[Stored data entries]
■ ■ ■ ■
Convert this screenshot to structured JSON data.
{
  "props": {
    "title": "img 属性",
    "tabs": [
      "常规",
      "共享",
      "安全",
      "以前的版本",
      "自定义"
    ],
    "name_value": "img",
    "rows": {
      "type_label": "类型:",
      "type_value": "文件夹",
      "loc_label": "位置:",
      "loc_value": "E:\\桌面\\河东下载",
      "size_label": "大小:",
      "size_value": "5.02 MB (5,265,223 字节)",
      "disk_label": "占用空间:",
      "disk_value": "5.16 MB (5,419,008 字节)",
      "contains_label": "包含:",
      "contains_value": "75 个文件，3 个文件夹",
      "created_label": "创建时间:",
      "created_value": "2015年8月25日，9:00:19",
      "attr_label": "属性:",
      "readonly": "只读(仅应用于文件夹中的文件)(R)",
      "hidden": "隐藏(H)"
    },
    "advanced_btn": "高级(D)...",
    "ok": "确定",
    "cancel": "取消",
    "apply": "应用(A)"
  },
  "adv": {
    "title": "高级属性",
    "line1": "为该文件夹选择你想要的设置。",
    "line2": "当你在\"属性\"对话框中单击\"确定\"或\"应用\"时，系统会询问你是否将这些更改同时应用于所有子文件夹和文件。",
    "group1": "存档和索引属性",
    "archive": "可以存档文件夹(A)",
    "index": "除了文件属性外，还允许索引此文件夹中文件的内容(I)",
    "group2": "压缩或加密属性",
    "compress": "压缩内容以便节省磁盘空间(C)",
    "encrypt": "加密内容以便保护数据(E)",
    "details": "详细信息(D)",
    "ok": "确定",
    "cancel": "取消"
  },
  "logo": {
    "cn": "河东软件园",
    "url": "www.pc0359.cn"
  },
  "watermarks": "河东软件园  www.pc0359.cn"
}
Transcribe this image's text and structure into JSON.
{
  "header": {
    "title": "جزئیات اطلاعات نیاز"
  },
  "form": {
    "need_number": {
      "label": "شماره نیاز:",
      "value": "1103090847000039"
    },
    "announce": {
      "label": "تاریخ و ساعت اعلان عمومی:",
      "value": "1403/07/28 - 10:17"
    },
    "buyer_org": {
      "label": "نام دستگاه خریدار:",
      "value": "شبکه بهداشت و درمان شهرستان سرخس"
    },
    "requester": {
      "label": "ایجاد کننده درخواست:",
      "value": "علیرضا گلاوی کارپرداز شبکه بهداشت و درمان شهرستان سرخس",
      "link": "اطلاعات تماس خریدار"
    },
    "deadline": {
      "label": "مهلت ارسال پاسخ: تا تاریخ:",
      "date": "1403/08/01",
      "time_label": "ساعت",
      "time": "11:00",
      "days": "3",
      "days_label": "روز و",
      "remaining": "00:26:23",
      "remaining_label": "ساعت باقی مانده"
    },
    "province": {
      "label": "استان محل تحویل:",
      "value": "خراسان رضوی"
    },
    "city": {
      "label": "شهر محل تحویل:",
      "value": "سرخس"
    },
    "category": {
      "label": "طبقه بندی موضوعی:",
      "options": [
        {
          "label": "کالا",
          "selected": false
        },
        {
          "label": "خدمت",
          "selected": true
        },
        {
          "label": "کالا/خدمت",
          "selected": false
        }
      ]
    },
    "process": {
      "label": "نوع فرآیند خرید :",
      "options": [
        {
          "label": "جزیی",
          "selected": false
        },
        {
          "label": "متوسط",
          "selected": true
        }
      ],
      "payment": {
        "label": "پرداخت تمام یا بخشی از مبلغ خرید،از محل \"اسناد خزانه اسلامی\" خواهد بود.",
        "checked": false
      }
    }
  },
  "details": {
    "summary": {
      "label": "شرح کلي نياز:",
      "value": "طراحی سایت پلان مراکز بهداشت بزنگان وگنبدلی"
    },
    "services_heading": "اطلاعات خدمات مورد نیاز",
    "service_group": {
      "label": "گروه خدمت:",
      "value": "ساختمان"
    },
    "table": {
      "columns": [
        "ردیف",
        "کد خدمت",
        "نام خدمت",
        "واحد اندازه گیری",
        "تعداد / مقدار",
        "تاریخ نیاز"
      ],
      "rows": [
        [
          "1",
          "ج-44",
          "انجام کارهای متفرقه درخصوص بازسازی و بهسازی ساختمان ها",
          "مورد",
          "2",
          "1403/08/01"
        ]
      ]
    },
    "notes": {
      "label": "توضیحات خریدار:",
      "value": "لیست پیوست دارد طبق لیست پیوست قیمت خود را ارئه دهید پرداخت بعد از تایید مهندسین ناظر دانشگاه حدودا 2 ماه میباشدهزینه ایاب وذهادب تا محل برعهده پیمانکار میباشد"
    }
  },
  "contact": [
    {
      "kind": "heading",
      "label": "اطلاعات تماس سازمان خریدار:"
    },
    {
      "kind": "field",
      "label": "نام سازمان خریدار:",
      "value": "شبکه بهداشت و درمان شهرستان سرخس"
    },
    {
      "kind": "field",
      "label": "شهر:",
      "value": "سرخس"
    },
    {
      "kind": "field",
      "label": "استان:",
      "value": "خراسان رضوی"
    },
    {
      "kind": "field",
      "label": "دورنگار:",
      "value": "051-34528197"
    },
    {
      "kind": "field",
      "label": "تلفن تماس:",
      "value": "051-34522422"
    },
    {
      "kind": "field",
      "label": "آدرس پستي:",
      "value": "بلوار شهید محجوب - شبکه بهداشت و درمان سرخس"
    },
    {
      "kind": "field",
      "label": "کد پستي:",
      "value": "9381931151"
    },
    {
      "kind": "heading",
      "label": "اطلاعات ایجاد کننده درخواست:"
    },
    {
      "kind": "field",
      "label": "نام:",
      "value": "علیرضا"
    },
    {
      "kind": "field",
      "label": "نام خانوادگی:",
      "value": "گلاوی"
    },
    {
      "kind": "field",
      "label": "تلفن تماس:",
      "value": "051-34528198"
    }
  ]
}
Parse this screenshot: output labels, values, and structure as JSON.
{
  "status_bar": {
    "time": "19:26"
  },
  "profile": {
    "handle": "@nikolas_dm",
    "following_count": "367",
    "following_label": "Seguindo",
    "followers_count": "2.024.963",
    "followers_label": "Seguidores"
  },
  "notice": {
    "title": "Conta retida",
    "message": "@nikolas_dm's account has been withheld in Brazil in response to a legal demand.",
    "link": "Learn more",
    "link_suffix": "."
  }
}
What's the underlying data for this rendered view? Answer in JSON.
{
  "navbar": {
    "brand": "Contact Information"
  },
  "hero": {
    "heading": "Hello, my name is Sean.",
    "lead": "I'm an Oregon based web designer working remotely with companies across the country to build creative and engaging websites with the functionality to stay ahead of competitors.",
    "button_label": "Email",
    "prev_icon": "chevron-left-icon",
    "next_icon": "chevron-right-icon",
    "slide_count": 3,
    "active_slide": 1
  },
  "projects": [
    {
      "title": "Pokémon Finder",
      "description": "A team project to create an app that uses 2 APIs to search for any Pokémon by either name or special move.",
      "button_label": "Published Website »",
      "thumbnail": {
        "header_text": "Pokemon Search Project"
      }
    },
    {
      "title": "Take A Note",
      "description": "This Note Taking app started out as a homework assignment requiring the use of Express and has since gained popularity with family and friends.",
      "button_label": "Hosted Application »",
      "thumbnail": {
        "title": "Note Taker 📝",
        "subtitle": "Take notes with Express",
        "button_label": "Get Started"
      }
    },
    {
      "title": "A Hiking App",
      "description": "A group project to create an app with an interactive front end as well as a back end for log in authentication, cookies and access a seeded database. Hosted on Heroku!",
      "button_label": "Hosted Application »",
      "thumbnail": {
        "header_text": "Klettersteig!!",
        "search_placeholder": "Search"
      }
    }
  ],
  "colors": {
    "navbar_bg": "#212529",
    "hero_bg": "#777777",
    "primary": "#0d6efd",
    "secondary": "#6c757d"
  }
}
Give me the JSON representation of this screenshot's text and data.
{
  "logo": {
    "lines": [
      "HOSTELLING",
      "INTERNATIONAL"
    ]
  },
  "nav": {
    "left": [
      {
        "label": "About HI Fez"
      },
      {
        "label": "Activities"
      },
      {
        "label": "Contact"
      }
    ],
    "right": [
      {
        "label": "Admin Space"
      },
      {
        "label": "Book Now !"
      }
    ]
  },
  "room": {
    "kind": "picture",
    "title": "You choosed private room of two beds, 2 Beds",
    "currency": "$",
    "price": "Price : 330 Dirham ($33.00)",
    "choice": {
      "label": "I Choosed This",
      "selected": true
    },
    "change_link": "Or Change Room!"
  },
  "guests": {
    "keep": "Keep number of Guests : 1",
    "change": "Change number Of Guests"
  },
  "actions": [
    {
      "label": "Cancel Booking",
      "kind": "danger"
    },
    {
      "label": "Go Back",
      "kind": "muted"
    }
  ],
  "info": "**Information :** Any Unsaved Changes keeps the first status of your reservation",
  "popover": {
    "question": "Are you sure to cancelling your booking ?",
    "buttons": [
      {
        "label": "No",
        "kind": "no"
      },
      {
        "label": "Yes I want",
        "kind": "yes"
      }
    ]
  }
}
■ ■ ■ ■
AIM OF THE EXERCISE:
Among the entries, how many lines contain the string "درمان"? Give the number without anything else.

SOLUTION FOR THIS PROBLEM:
4